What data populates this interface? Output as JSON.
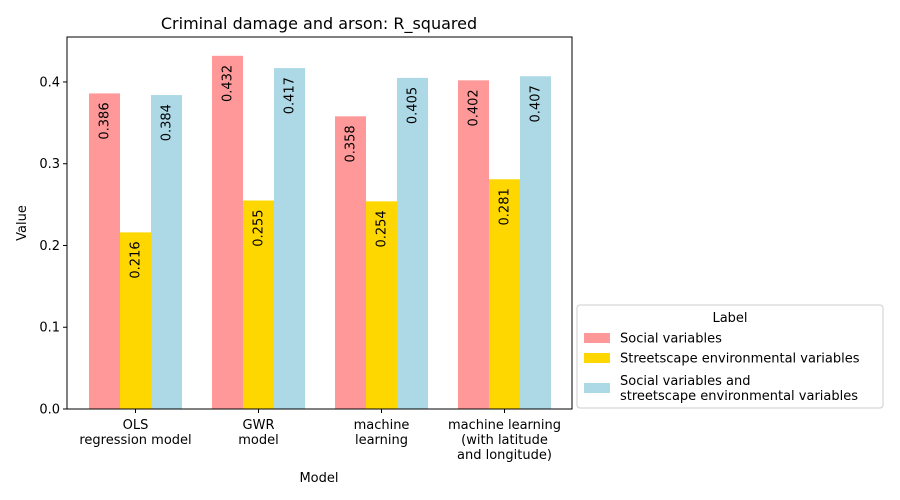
{
  "chart_data": {
    "type": "bar",
    "title": "Criminal damage and arson: R_squared",
    "xlabel": "Model",
    "ylabel": "Value",
    "ylim": [
      0,
      0.455
    ],
    "yticks": [
      "0.0",
      "0.1",
      "0.2",
      "0.3",
      "0.4"
    ],
    "categories": [
      [
        "OLS",
        "regression model"
      ],
      [
        "GWR",
        "model"
      ],
      [
        "machine",
        "learning"
      ],
      [
        "machine learning",
        "(with latitude",
        "and longitude)"
      ]
    ],
    "series": [
      {
        "name": "Social variables",
        "color": "#ff9999",
        "values": [
          0.386,
          0.432,
          0.358,
          0.402
        ],
        "labels": [
          "0.386",
          "0.432",
          "0.358",
          "0.402"
        ]
      },
      {
        "name": "Streetscape environmental variables",
        "color": "#ffd700",
        "values": [
          0.216,
          0.255,
          0.254,
          0.281
        ],
        "labels": [
          "0.216",
          "0.255",
          "0.254",
          "0.281"
        ]
      },
      {
        "name": "Social variables and\nstreetscape environmental variables",
        "color": "#add8e6",
        "values": [
          0.384,
          0.417,
          0.405,
          0.407
        ],
        "labels": [
          "0.384",
          "0.417",
          "0.405",
          "0.407"
        ]
      }
    ],
    "legend": {
      "title": "Label",
      "position": "outside-right-bottom"
    },
    "grid": false
  }
}
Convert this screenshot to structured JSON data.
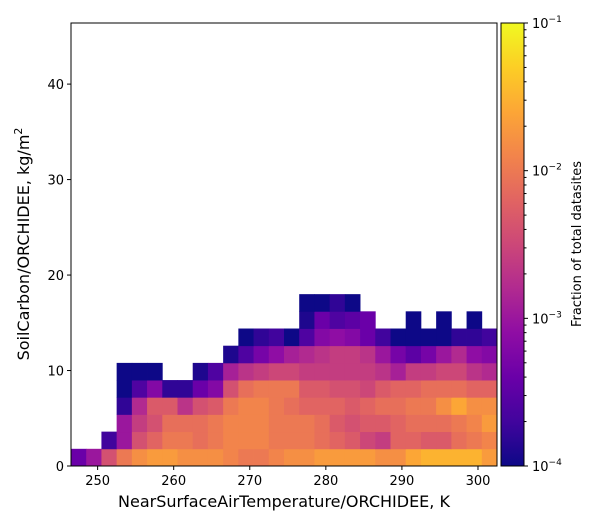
{
  "chart_data": {
    "type": "heatmap",
    "xlabel": "NearSurfaceAirTemperature/ORCHIDEE,  K",
    "ylabel": "SoilCarbon/ORCHIDEE,  kg/m",
    "ylabel_superscript": "2",
    "colorbar_label": "Fraction of total datasites",
    "colormap": "plasma",
    "colorbar_scale": "log",
    "colorbar_range": [
      0.0001,
      0.1
    ],
    "colorbar_ticks": [
      {
        "base": "10",
        "exp": "−4"
      },
      {
        "base": "10",
        "exp": "−3"
      },
      {
        "base": "10",
        "exp": "−2"
      },
      {
        "base": "10",
        "exp": "−1"
      }
    ],
    "xlim": [
      246.5,
      302.5
    ],
    "ylim": [
      0,
      46.4
    ],
    "xticks": [
      "250",
      "260",
      "270",
      "280",
      "290",
      "300"
    ],
    "xtick_values": [
      250,
      260,
      270,
      280,
      290,
      300
    ],
    "yticks": [
      "0",
      "10",
      "20",
      "30",
      "40"
    ],
    "ytick_values": [
      0,
      10,
      20,
      30,
      40
    ],
    "grid": false,
    "x_bin_edges": [
      246.5,
      248.5,
      250.5,
      252.5,
      254.5,
      256.5,
      258.5,
      260.5,
      262.5,
      264.5,
      266.5,
      268.5,
      270.5,
      272.5,
      274.5,
      276.5,
      278.5,
      280.5,
      282.5,
      284.5,
      286.5,
      288.5,
      290.5,
      292.5,
      294.5,
      296.5,
      298.5,
      300.5,
      302.5
    ],
    "y_bin_edges": [
      0,
      1.8,
      3.6,
      5.4,
      7.2,
      9.0,
      10.8,
      12.6,
      14.4,
      16.2,
      18.0
    ],
    "log10_fraction_rows_bottom_to_top": [
      [
        -3.4,
        -3.0,
        -2.4,
        -2.0,
        -1.8,
        -1.7,
        -1.7,
        -1.8,
        -1.8,
        -1.8,
        -1.9,
        -2.0,
        -2.0,
        -1.9,
        -1.8,
        -1.8,
        -1.7,
        -1.7,
        -1.7,
        -1.7,
        -1.8,
        -1.8,
        -1.6,
        -1.5,
        -1.5,
        -1.5,
        -1.5,
        -1.7
      ],
      [
        null,
        null,
        -3.7,
        -3.0,
        -2.4,
        -2.2,
        -2.0,
        -2.0,
        -2.1,
        -2.0,
        -1.9,
        -1.9,
        -1.9,
        -2.0,
        -2.0,
        -2.0,
        -2.1,
        -2.2,
        -2.3,
        -2.5,
        -2.6,
        -2.2,
        -2.2,
        -2.3,
        -2.3,
        -2.1,
        -2.0,
        -1.9
      ],
      [
        null,
        null,
        null,
        -3.0,
        -2.6,
        -2.4,
        -2.1,
        -2.1,
        -2.1,
        -2.0,
        -1.9,
        -1.9,
        -1.9,
        -2.0,
        -2.0,
        -2.0,
        -2.1,
        -2.3,
        -2.4,
        -2.3,
        -2.3,
        -2.2,
        -2.1,
        -2.1,
        -2.1,
        -2.0,
        -1.9,
        -1.7
      ],
      [
        null,
        null,
        null,
        -3.8,
        -2.8,
        -2.3,
        -2.3,
        -2.7,
        -2.4,
        -2.3,
        -2.0,
        -1.9,
        -1.9,
        -2.0,
        -2.1,
        -2.2,
        -2.2,
        -2.2,
        -2.3,
        -2.2,
        -2.1,
        -2.1,
        -2.0,
        -2.0,
        -1.8,
        -1.6,
        -1.8,
        -1.8
      ],
      [
        null,
        null,
        null,
        -4.0,
        -3.6,
        -3.2,
        -3.8,
        -3.8,
        -3.4,
        -3.2,
        -2.4,
        -2.1,
        -2.0,
        -2.0,
        -2.0,
        -2.3,
        -2.3,
        -2.4,
        -2.4,
        -2.5,
        -2.3,
        -2.2,
        -2.2,
        -2.1,
        -2.1,
        -2.1,
        -2.2,
        -2.2
      ],
      [
        null,
        null,
        null,
        -4.0,
        -4.0,
        -4.0,
        null,
        null,
        -3.9,
        -3.6,
        -2.9,
        -2.7,
        -2.6,
        -2.5,
        -2.5,
        -2.6,
        -2.6,
        -2.6,
        -2.6,
        -2.6,
        -2.7,
        -2.9,
        -2.6,
        -2.6,
        -2.5,
        -2.5,
        -2.7,
        -2.8
      ],
      [
        null,
        null,
        null,
        null,
        null,
        null,
        null,
        null,
        null,
        null,
        -3.9,
        -3.6,
        -3.3,
        -3.1,
        -2.9,
        -2.8,
        -2.7,
        -2.6,
        -2.6,
        -2.7,
        -3.0,
        -3.3,
        -3.5,
        -3.3,
        -3.0,
        -2.8,
        -3.1,
        -3.2
      ],
      [
        null,
        null,
        null,
        null,
        null,
        null,
        null,
        null,
        null,
        null,
        null,
        -4.0,
        -3.8,
        -3.7,
        -4.0,
        -3.6,
        -3.2,
        -3.1,
        -3.2,
        -3.4,
        -3.7,
        -4.0,
        -4.0,
        -4.0,
        -4.0,
        -3.8,
        -3.8,
        -3.7
      ],
      [
        null,
        null,
        null,
        null,
        null,
        null,
        null,
        null,
        null,
        null,
        null,
        null,
        null,
        null,
        null,
        -3.9,
        -3.4,
        -3.6,
        -3.5,
        -3.4,
        null,
        null,
        -4.0,
        null,
        -4.0,
        null,
        -4.0,
        null
      ],
      [
        null,
        null,
        null,
        null,
        null,
        null,
        null,
        null,
        null,
        null,
        null,
        null,
        null,
        null,
        null,
        -4.0,
        -4.0,
        -3.8,
        -4.0,
        null,
        null,
        null,
        null,
        null,
        null,
        null,
        null,
        null
      ]
    ]
  }
}
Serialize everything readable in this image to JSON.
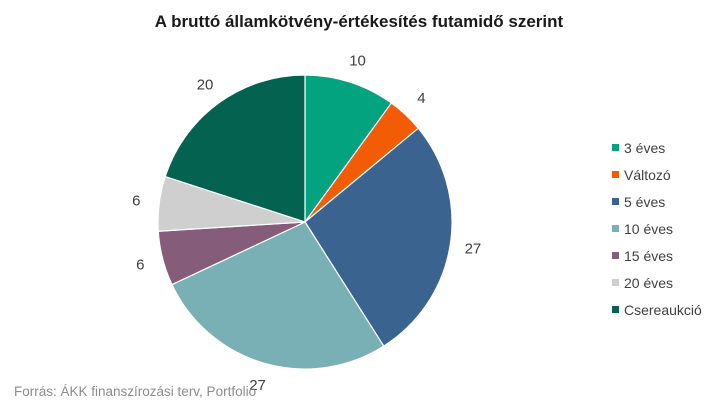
{
  "chart_data": {
    "type": "pie",
    "title": "A bruttó államkötvény-értékesítés futamidő szerint",
    "categories": [
      "3 éves",
      "Változó",
      "5 éves",
      "10 éves",
      "15 éves",
      "20 éves",
      "Csereaukció"
    ],
    "values": [
      10,
      4,
      27,
      27,
      6,
      6,
      20
    ],
    "colors": [
      "#03a37f",
      "#f25c05",
      "#3b6390",
      "#79b0b5",
      "#855c7a",
      "#cfcfcf",
      "#036350"
    ],
    "legend_position": "right",
    "source": "Forrás: ÁKK finanszírozási terv, Portfolio"
  }
}
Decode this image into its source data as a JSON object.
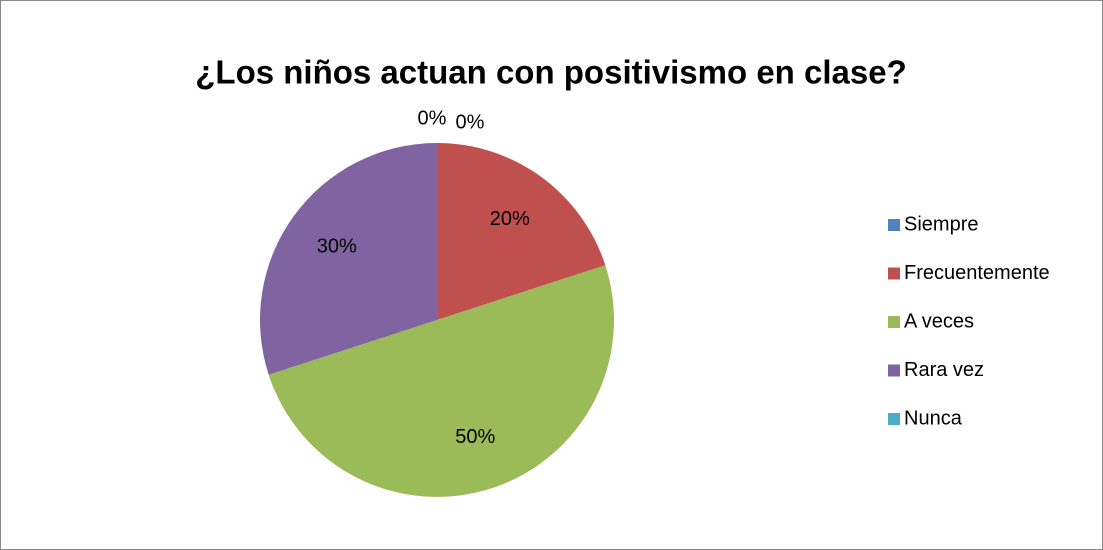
{
  "chart_data": {
    "type": "pie",
    "title": "¿Los niños actuan con positivismo en clase?",
    "categories": [
      "Siempre",
      "Frecuentemente",
      "A veces",
      "Rara vez",
      "Nunca"
    ],
    "values": [
      0,
      20,
      50,
      30,
      0
    ],
    "value_labels": [
      "0%",
      "20%",
      "50%",
      "30%",
      "0%"
    ],
    "colors": [
      "#4f81bd",
      "#c0504d",
      "#9bbb59",
      "#8064a2",
      "#4bacc6"
    ],
    "legend": "right"
  }
}
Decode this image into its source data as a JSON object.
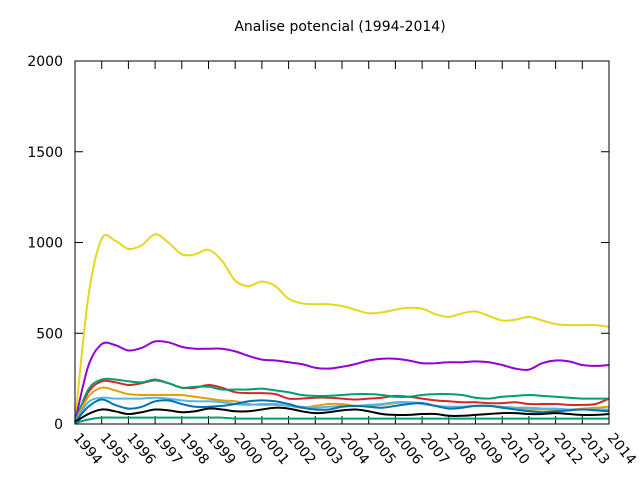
{
  "chart_data": {
    "type": "line",
    "title": "Analise potencial (1994-2014)",
    "xlabel": "",
    "ylabel": "",
    "xlim": [
      1994,
      2014
    ],
    "ylim": [
      0,
      2000
    ],
    "yticks": [
      0,
      500,
      1000,
      1500,
      2000
    ],
    "x_tick_labels": [
      "1994",
      "1995",
      "1996",
      "1997",
      "1998",
      "1999",
      "2000",
      "2001",
      "2002",
      "2003",
      "2004",
      "2005",
      "2006",
      "2007",
      "2008",
      "2009",
      "2010",
      "2011",
      "2012",
      "2013",
      "2014"
    ],
    "grid": false,
    "legend": "none",
    "x": [
      1994,
      1994.5,
      1995,
      1995.5,
      1996,
      1996.5,
      1997,
      1997.5,
      1998,
      1998.5,
      1999,
      1999.5,
      2000,
      2000.5,
      2001,
      2001.5,
      2002,
      2002.5,
      2003,
      2003.5,
      2004,
      2004.5,
      2005,
      2005.5,
      2006,
      2006.5,
      2007,
      2007.5,
      2008,
      2008.5,
      2009,
      2009.5,
      2010,
      2010.5,
      2011,
      2011.5,
      2012,
      2012.5,
      2013,
      2013.5,
      2014
    ],
    "series": [
      {
        "color": "#e6d71c",
        "values": [
          10,
          700,
          1020,
          1010,
          965,
          985,
          1045,
          1000,
          935,
          935,
          960,
          900,
          790,
          760,
          785,
          760,
          690,
          665,
          660,
          660,
          650,
          630,
          610,
          615,
          630,
          640,
          635,
          605,
          590,
          610,
          620,
          595,
          570,
          575,
          590,
          570,
          550,
          545,
          545,
          545,
          535
        ]
      },
      {
        "color": "#9400d3",
        "values": [
          10,
          320,
          440,
          435,
          405,
          420,
          455,
          450,
          425,
          415,
          415,
          415,
          400,
          375,
          355,
          350,
          340,
          330,
          310,
          305,
          315,
          330,
          350,
          360,
          360,
          350,
          335,
          335,
          340,
          340,
          345,
          340,
          325,
          305,
          300,
          335,
          350,
          345,
          325,
          320,
          325
        ]
      },
      {
        "color": "#d62728",
        "values": [
          10,
          175,
          235,
          230,
          215,
          225,
          240,
          225,
          200,
          200,
          215,
          200,
          175,
          170,
          170,
          165,
          140,
          140,
          145,
          145,
          140,
          135,
          140,
          145,
          155,
          150,
          140,
          130,
          125,
          120,
          120,
          115,
          115,
          120,
          110,
          110,
          110,
          105,
          105,
          110,
          140
        ]
      },
      {
        "color": "#009e73",
        "values": [
          10,
          190,
          245,
          245,
          235,
          230,
          245,
          225,
          200,
          205,
          205,
          190,
          190,
          190,
          195,
          185,
          175,
          160,
          155,
          155,
          160,
          165,
          165,
          160,
          150,
          150,
          160,
          165,
          165,
          160,
          145,
          140,
          150,
          155,
          160,
          155,
          150,
          145,
          140,
          140,
          140
        ]
      },
      {
        "color": "#e69f00",
        "values": [
          10,
          150,
          200,
          185,
          165,
          160,
          160,
          160,
          160,
          150,
          140,
          130,
          125,
          110,
          105,
          105,
          100,
          90,
          100,
          110,
          110,
          100,
          100,
          105,
          115,
          120,
          115,
          100,
          95,
          95,
          100,
          100,
          95,
          90,
          80,
          80,
          80,
          80,
          85,
          90,
          95
        ]
      },
      {
        "color": "#56b4e9",
        "values": [
          10,
          120,
          145,
          140,
          140,
          140,
          145,
          140,
          130,
          125,
          125,
          120,
          110,
          105,
          110,
          110,
          100,
          95,
          90,
          95,
          100,
          100,
          105,
          110,
          120,
          120,
          110,
          100,
          95,
          95,
          100,
          100,
          95,
          90,
          90,
          85,
          85,
          80,
          80,
          80,
          80
        ]
      },
      {
        "color": "#0072b2",
        "values": [
          10,
          95,
          135,
          105,
          85,
          95,
          125,
          130,
          110,
          95,
          95,
          100,
          110,
          125,
          130,
          125,
          110,
          90,
          80,
          80,
          95,
          100,
          95,
          90,
          100,
          110,
          115,
          100,
          85,
          90,
          100,
          100,
          90,
          80,
          70,
          65,
          70,
          75,
          80,
          75,
          70
        ]
      },
      {
        "color": "#000000",
        "values": [
          10,
          55,
          80,
          70,
          55,
          65,
          80,
          75,
          65,
          70,
          85,
          80,
          70,
          70,
          80,
          90,
          85,
          70,
          60,
          65,
          75,
          80,
          70,
          55,
          50,
          50,
          55,
          55,
          45,
          45,
          50,
          55,
          60,
          60,
          55,
          55,
          60,
          55,
          50,
          50,
          55
        ]
      },
      {
        "color": "#009e73",
        "values": [
          5,
          25,
          35,
          35,
          35,
          35,
          35,
          35,
          35,
          35,
          35,
          35,
          30,
          30,
          30,
          30,
          30,
          30,
          30,
          30,
          30,
          30,
          30,
          30,
          30,
          30,
          30,
          30,
          30,
          30,
          30,
          30,
          30,
          30,
          30,
          30,
          30,
          30,
          30,
          30,
          30
        ]
      }
    ]
  }
}
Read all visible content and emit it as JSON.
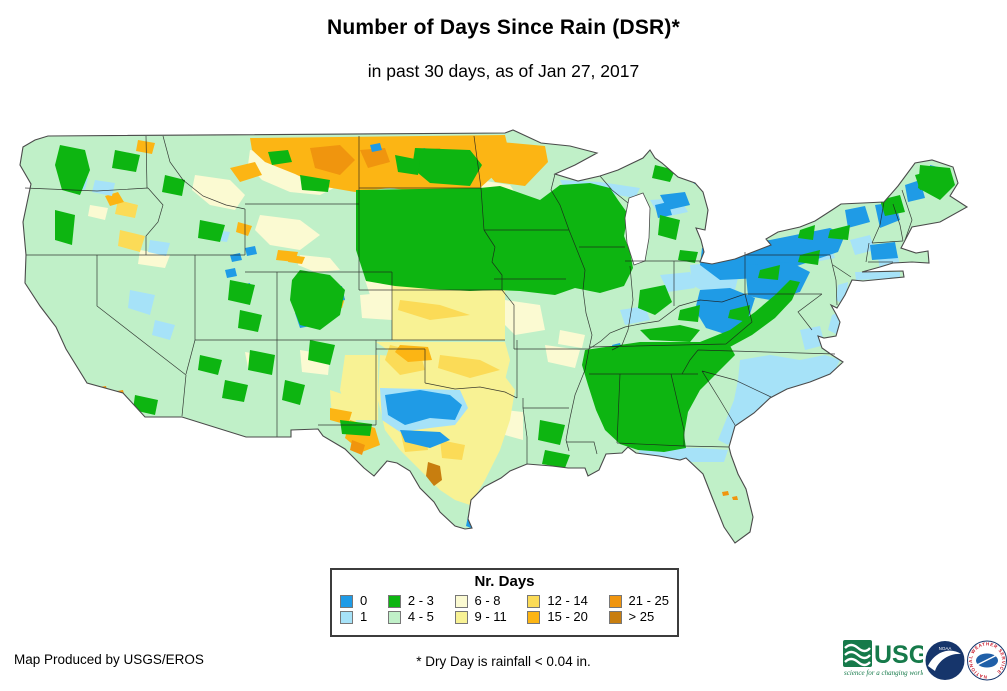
{
  "title": "Number of Days Since Rain (DSR)*",
  "subtitle": "in past 30 days, as of Jan 27, 2017",
  "legend": {
    "title": "Nr. Days",
    "entries": [
      {
        "label": "0",
        "color": "#1f9be6"
      },
      {
        "label": "1",
        "color": "#a6e2f8"
      },
      {
        "label": "2 - 3",
        "color": "#0db511"
      },
      {
        "label": "4 - 5",
        "color": "#c0f0c8"
      },
      {
        "label": "6 - 8",
        "color": "#fbfad2"
      },
      {
        "label": "9 - 11",
        "color": "#f8f294"
      },
      {
        "label": "12 - 14",
        "color": "#fbdb57"
      },
      {
        "label": "15 - 20",
        "color": "#fcb514"
      },
      {
        "label": "21 - 25",
        "color": "#f0950e"
      },
      {
        "label": "> 25",
        "color": "#c87e0f"
      }
    ]
  },
  "footer": {
    "credit": "Map Produced by USGS/EROS",
    "note": "* Dry Day is rainfall < 0.04 in."
  },
  "logos": {
    "usgs": {
      "name": "USGS",
      "tagline": "science for a changing world",
      "color": "#167a4a"
    },
    "noaa": {
      "name": "NOAA",
      "color": "#16356b"
    },
    "nws": {
      "name": "NATIONAL WEATHER SERVICE",
      "ring_color": "#cc2233"
    }
  },
  "chart_data": {
    "type": "heatmap",
    "title": "Number of Days Since Rain (DSR)*",
    "subtitle": "in past 30 days, as of Jan 27, 2017",
    "region": "Contiguous United States",
    "legend_title": "Nr. Days",
    "categories": [
      "0",
      "1",
      "2 - 3",
      "4 - 5",
      "6 - 8",
      "9 - 11",
      "12 - 14",
      "15 - 20",
      "21 - 25",
      "> 25"
    ],
    "category_colors": [
      "#1f9be6",
      "#a6e2f8",
      "#0db511",
      "#c0f0c8",
      "#fbfad2",
      "#f8f294",
      "#fbdb57",
      "#fcb514",
      "#f0950e",
      "#c87e0f"
    ],
    "regional_pattern": [
      {
        "area": "Montana / North Dakota / northern Minnesota",
        "days_since_rain": "15 - 25"
      },
      {
        "area": "South Dakota / Nebraska / Iowa / Wisconsin / southern Minnesota",
        "days_since_rain": "2 - 3"
      },
      {
        "area": "Kansas / Oklahoma / most of Texas / eastern New Mexico",
        "days_since_rain": "6 - 14"
      },
      {
        "area": "West-central Texas pocket",
        "days_since_rain": "0"
      },
      {
        "area": "Laredo, Texas pocket",
        "days_since_rain": "> 25"
      },
      {
        "area": "West Coast / Great Basin / Florida",
        "days_since_rain": "4 - 5"
      },
      {
        "area": "Rockies / Appalachians / Alabama-Georgia-Tennessee",
        "days_since_rain": "2 - 3"
      },
      {
        "area": "Ohio Valley / Pennsylvania / New York / New England",
        "days_since_rain": "0 - 1"
      },
      {
        "area": "Coastal Carolinas",
        "days_since_rain": "1"
      }
    ]
  }
}
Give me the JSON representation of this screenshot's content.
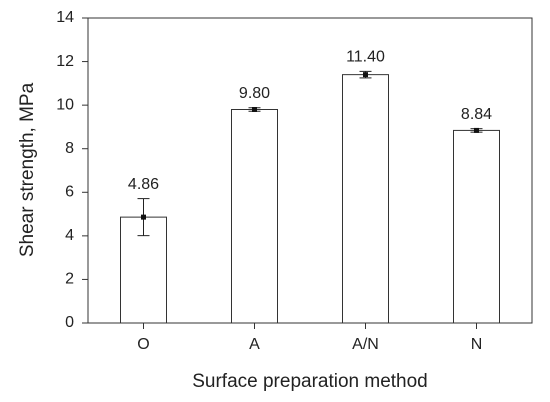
{
  "chart_data": {
    "type": "bar",
    "x_label": "Surface preparation method",
    "y_label": "Shear strength, MPa",
    "categories": [
      "O",
      "A",
      "A/N",
      "N"
    ],
    "values": [
      4.86,
      9.8,
      11.4,
      8.84
    ],
    "value_labels": [
      "4.86",
      "9.80",
      "11.40",
      "8.84"
    ],
    "errors": [
      0.85,
      0.08,
      0.15,
      0.08
    ],
    "color": "#ffffff",
    "ylim": [
      0,
      14
    ],
    "yticks": [
      0,
      2,
      4,
      6,
      8,
      10,
      12,
      14
    ],
    "grid": false
  }
}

_Prompt_: What is the number of lines in the listing that include the word "Texas"? Give that number and nothing else.

_Response to this task_: 3